Which lines in the records below contain the word "新增连接器"? Copy each one out.

EXERCISE DATA:
══════
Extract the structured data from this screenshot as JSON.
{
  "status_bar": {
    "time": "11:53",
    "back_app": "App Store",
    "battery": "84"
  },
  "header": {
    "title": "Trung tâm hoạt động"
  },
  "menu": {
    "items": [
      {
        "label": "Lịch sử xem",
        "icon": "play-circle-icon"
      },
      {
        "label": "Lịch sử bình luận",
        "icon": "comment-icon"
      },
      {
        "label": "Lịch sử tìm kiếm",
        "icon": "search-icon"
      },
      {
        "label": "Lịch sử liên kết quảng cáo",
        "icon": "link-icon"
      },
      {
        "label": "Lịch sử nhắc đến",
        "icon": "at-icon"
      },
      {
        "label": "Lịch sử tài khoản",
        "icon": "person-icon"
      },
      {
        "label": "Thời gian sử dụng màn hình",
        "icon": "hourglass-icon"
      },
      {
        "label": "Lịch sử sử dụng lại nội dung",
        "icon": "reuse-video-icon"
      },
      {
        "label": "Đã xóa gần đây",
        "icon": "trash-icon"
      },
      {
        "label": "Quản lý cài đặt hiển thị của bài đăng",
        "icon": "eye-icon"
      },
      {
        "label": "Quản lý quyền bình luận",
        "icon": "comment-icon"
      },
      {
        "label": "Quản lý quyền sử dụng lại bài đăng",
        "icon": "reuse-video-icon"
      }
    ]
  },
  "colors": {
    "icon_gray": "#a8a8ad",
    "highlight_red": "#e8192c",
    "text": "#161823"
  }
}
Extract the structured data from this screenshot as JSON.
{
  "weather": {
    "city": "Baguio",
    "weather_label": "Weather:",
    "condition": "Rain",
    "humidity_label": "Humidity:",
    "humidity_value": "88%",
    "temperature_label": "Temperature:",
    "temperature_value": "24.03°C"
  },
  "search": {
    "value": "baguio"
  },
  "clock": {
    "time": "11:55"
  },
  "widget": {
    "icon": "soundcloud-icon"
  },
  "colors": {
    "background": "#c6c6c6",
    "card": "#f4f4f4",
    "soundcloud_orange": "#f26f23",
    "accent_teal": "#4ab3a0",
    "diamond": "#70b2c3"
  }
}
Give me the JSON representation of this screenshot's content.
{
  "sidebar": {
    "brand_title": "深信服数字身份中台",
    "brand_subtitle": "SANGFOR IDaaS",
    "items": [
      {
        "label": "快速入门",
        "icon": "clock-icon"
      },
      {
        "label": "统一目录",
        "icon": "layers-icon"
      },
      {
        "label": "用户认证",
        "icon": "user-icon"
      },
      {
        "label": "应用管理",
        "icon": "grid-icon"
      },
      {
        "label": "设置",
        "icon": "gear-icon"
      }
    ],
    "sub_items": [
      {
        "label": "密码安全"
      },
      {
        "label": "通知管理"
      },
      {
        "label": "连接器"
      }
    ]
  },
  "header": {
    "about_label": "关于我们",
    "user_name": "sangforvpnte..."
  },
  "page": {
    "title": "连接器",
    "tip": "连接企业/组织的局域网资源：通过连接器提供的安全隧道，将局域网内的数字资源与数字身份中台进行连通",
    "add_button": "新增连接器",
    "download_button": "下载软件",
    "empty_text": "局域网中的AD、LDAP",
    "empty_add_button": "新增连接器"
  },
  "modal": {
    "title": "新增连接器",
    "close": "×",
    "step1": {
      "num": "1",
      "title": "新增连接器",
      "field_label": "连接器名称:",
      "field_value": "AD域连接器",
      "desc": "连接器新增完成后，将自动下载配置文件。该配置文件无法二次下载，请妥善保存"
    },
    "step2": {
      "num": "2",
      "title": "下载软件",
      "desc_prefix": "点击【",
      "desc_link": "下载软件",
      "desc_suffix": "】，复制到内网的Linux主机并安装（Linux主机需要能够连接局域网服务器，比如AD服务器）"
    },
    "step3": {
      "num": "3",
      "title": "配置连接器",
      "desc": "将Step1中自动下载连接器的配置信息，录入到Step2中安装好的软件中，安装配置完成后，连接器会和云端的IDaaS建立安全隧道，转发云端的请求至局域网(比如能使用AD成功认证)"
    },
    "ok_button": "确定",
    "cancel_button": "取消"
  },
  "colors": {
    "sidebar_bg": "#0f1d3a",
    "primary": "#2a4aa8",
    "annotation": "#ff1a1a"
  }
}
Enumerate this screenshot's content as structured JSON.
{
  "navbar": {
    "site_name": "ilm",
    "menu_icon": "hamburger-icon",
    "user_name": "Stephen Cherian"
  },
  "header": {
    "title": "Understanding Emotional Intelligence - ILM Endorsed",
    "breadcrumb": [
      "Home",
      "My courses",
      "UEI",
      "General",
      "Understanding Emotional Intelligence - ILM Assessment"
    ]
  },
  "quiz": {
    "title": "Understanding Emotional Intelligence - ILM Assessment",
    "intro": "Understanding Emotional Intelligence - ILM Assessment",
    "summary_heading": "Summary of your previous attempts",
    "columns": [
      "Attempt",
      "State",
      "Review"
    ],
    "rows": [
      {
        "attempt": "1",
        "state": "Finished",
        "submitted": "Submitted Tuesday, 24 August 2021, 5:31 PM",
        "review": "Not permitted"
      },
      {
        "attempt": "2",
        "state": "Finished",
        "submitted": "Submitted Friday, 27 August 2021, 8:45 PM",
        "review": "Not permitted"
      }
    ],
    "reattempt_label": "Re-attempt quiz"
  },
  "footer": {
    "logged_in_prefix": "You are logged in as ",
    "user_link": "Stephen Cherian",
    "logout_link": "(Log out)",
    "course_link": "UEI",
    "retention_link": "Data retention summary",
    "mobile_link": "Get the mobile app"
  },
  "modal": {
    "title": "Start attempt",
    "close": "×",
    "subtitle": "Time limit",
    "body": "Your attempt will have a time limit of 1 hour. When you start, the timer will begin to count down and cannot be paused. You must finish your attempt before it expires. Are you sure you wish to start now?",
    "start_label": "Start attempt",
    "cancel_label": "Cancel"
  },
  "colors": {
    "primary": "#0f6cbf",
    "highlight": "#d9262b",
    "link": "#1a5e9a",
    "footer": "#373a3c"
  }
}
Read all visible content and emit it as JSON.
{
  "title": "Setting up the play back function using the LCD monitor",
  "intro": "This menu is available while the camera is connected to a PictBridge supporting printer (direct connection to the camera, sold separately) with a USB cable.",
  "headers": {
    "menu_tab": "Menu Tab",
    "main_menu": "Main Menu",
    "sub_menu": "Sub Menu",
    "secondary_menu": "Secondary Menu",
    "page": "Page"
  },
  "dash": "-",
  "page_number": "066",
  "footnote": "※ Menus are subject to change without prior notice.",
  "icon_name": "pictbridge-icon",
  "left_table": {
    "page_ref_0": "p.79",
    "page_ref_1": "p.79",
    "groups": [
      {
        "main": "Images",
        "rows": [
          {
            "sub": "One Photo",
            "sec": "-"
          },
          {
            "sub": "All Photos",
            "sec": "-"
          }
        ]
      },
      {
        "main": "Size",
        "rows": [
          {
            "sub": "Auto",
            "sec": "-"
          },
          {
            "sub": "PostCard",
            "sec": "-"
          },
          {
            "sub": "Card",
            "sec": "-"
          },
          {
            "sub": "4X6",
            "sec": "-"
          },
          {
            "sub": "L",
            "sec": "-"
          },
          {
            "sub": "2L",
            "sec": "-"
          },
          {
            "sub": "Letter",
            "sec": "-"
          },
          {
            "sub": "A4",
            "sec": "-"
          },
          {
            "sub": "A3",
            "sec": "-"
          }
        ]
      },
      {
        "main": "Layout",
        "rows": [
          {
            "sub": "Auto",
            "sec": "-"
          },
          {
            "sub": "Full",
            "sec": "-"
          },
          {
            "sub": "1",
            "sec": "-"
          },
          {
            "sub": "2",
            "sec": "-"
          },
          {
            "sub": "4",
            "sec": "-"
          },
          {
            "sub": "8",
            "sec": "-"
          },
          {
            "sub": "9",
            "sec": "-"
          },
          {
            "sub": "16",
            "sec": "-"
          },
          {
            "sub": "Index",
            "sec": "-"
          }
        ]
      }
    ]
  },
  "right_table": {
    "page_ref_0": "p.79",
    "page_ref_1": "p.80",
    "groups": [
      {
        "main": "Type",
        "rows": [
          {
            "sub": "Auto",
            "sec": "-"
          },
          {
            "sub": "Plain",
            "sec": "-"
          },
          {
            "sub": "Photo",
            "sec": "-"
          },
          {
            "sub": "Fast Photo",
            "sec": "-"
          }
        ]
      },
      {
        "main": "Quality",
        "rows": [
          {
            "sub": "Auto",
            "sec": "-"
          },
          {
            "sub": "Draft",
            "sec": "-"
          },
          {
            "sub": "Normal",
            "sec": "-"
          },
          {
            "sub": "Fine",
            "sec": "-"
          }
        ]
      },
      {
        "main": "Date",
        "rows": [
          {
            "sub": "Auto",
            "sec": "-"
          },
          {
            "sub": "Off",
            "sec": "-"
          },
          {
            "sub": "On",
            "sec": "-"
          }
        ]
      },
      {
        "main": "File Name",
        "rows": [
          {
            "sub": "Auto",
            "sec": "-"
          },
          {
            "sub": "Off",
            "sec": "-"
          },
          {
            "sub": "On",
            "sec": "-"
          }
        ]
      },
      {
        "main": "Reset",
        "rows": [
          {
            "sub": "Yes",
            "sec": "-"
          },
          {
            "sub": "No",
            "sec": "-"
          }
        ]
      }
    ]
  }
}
══════
RESPONSE TO THE TASK:
    "add_button": "新增连接器",
    "empty_add_button": "新增连接器"
    "title": "新增连接器",
      "title": "新增连接器",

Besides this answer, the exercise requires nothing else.